## WORK TO COMPLETE
Exactly as they appear, output all of the entries.
+++ EXERCISE MATERIALS
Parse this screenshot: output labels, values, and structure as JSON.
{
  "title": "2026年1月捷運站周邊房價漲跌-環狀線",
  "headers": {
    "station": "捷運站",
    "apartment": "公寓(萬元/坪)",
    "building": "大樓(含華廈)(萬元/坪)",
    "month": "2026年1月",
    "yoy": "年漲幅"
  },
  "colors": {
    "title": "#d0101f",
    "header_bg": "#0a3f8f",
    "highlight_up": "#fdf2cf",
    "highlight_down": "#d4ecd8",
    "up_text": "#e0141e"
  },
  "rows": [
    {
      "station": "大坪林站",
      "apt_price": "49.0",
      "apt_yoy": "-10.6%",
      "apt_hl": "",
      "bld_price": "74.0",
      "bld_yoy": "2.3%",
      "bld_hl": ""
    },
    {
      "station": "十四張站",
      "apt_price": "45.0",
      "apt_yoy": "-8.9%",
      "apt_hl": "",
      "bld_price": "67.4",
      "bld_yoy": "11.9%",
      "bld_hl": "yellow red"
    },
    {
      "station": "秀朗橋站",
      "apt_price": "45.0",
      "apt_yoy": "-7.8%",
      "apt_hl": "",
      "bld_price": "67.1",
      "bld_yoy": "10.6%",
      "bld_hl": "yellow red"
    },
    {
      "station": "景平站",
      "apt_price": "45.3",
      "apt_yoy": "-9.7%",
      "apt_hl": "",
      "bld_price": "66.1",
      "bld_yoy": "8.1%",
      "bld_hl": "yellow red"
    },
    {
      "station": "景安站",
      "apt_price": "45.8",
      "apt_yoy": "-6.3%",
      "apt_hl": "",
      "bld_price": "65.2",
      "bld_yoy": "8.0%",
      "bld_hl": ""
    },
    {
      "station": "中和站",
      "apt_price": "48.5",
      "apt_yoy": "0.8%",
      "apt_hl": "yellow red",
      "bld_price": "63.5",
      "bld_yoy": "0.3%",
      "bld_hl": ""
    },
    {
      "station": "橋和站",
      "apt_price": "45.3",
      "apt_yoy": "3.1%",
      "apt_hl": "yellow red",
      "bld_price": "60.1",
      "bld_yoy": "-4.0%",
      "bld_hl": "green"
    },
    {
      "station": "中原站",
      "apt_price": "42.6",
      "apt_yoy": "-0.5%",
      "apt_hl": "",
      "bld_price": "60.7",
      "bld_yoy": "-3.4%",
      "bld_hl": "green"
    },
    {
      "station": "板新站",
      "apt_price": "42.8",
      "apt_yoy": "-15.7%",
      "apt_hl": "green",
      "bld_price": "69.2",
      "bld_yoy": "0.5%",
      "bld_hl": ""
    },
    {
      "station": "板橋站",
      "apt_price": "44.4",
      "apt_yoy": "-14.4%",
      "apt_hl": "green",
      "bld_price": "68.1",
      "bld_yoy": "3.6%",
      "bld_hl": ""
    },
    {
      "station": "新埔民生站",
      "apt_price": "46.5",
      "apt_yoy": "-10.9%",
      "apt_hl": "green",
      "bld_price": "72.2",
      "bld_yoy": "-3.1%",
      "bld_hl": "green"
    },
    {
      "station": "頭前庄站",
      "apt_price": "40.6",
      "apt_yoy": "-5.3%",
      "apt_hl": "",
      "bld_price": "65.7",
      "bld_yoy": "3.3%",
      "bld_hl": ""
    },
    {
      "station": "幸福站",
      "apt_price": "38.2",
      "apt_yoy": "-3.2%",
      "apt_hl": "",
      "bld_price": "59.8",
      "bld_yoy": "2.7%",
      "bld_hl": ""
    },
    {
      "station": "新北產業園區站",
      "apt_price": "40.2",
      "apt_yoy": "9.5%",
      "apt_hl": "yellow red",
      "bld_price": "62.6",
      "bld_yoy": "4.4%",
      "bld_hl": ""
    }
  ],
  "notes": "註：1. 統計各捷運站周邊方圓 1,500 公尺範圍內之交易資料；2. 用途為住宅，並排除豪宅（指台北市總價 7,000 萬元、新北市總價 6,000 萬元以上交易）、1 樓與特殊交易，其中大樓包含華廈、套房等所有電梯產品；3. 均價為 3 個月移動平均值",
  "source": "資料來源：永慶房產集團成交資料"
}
++++++
## THE OUTPUT
Parse this screenshot: output labels, values, and structure as JSON.
{
  "title": "2026年1月捷運站周邊房價漲跌-環狀線",
  "headers": {
    "station": "捷運站",
    "apartment": "公寓(萬元/坪)",
    "building": "大樓(含華廈)(萬元/坪)",
    "month": "2026年1月",
    "yoy": "年漲幅"
  },
  "colors": {
    "title": "#d0101f",
    "header_bg": "#0a3f8f",
    "highlight_up": "#fdf2cf",
    "highlight_down": "#d4ecd8",
    "up_text": "#e0141e"
  },
  "rows": [
    {
      "station": "大坪林站",
      "apt_price": "49.0",
      "apt_yoy": "-10.6%",
      "apt_hl": "",
      "bld_price": "74.0",
      "bld_yoy": "2.3%",
      "bld_hl": ""
    },
    {
      "station": "十四張站",
      "apt_price": "45.0",
      "apt_yoy": "-8.9%",
      "apt_hl": "",
      "bld_price": "67.4",
      "bld_yoy": "11.9%",
      "bld_hl": "yellow red"
    },
    {
      "station": "秀朗橋站",
      "apt_price": "45.0",
      "apt_yoy": "-7.8%",
      "apt_hl": "",
      "bld_price": "67.1",
      "bld_yoy": "10.6%",
      "bld_hl": "yellow red"
    },
    {
      "station": "景平站",
      "apt_price": "45.3",
      "apt_yoy": "-9.7%",
      "apt_hl": "",
      "bld_price": "66.1",
      "bld_yoy": "8.1%",
      "bld_hl": "yellow red"
    },
    {
      "station": "景安站",
      "apt_price": "45.8",
      "apt_yoy": "-6.3%",
      "apt_hl": "",
      "bld_price": "65.2",
      "bld_yoy": "8.0%",
      "bld_hl": ""
    },
    {
      "station": "中和站",
      "apt_price": "48.5",
      "apt_yoy": "0.8%",
      "apt_hl": "yellow red",
      "bld_price": "63.5",
      "bld_yoy": "0.3%",
      "bld_hl": ""
    },
    {
      "station": "橋和站",
      "apt_price": "45.3",
      "apt_yoy": "3.1%",
      "apt_hl": "yellow red",
      "bld_price": "60.1",
      "bld_yoy": "-4.0%",
      "bld_hl": "green"
    },
    {
      "station": "中原站",
      "apt_price": "42.6",
      "apt_yoy": "-0.5%",
      "apt_hl": "",
      "bld_price": "60.7",
      "bld_yoy": "-3.4%",
      "bld_hl": "green"
    },
    {
      "station": "板新站",
      "apt_price": "42.8",
      "apt_yoy": "-15.7%",
      "apt_hl": "green",
      "bld_price": "69.2",
      "bld_yoy": "0.5%",
      "bld_hl": ""
    },
    {
      "station": "板橋站",
      "apt_price": "44.4",
      "apt_yoy": "-14.4%",
      "apt_hl": "green",
      "bld_price": "68.1",
      "bld_yoy": "3.6%",
      "bld_hl": ""
    },
    {
      "station": "新埔民生站",
      "apt_price": "46.5",
      "apt_yoy": "-10.9%",
      "apt_hl": "green",
      "bld_price": "72.2",
      "bld_yoy": "-3.1%",
      "bld_hl": "green"
    },
    {
      "station": "頭前庄站",
      "apt_price": "40.6",
      "apt_yoy": "-5.3%",
      "apt_hl": "",
      "bld_price": "65.7",
      "bld_yoy": "3.3%",
      "bld_hl": ""
    },
    {
      "station": "幸福站",
      "apt_price": "38.2",
      "apt_yoy": "-3.2%",
      "apt_hl": "",
      "bld_price": "59.8",
      "bld_yoy": "2.7%",
      "bld_hl": ""
    },
    {
      "station": "新北產業園區站",
      "apt_price": "40.2",
      "apt_yoy": "9.5%",
      "apt_hl": "yellow red",
      "bld_price": "62.6",
      "bld_yoy": "4.4%",
      "bld_hl": ""
    }
  ],
  "notes": "註：1. 統計各捷運站周邊方圓 1,500 公尺範圍內之交易資料；2. 用途為住宅，並排除豪宅（指台北市總價 7,000 萬元、新北市總價 6,000 萬元以上交易）、1 樓與特殊交易，其中大樓包含華廈、套房等所有電梯產品；3. 均價為 3 個月移動平均值",
  "source": "資料來源：永慶房產集團成交資料"
}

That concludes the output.